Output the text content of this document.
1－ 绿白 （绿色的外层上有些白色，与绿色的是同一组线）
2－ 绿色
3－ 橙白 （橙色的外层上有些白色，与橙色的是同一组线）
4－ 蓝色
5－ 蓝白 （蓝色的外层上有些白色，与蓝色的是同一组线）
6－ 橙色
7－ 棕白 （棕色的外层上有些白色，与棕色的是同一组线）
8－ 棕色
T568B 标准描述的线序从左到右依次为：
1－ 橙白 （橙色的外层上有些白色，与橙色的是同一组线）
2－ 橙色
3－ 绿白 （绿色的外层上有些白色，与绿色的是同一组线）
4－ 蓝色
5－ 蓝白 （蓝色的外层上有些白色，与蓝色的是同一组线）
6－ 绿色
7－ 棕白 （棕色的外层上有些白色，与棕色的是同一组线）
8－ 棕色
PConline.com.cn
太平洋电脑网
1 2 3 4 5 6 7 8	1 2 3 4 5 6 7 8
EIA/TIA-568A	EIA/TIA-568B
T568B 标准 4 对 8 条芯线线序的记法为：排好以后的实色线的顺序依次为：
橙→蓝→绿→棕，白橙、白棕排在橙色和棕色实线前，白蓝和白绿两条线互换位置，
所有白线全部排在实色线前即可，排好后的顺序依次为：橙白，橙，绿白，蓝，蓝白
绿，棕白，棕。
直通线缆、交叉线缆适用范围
***
Stated task.
Go through the entries and repeat each one exactly.

Task output.
Output the text content of this document.
1－ 绿白 （绿色的外层上有些白色，与绿色的是同一组线）
2－ 绿色
3－ 橙白 （橙色的外层上有些白色，与橙色的是同一组线）
4－ 蓝色
5－ 蓝白 （蓝色的外层上有些白色，与蓝色的是同一组线）
6－ 橙色
7－ 棕白 （棕色的外层上有些白色，与棕色的是同一组线）
8－ 棕色
T568B 标准描述的线序从左到右依次为：
1－ 橙白 （橙色的外层上有些白色，与橙色的是同一组线）
2－ 橙色
3－ 绿白 （绿色的外层上有些白色，与绿色的是同一组线）
4－ 蓝色
5－ 蓝白 （蓝色的外层上有些白色，与蓝色的是同一组线）
6－ 绿色
7－ 棕白 （棕色的外层上有些白色，与棕色的是同一组线）
8－ 棕色
PConline.com.cn
太平洋电脑网
1 2 3 4 5 6 7 8	1 2 3 4 5 6 7 8
EIA/TIA-568A	EIA/TIA-568B
T568B 标准 4 对 8 条芯线线序的记法为：排好以后的实色线的顺序依次为：
橙→蓝→绿→棕，白橙、白棕排在橙色和棕色实线前，白蓝和白绿两条线互换位置，
所有白线全部排在实色线前即可，排好后的顺序依次为：橙白，橙，绿白，蓝，蓝白
绿，棕白，棕。
直通线缆、交叉线缆适用范围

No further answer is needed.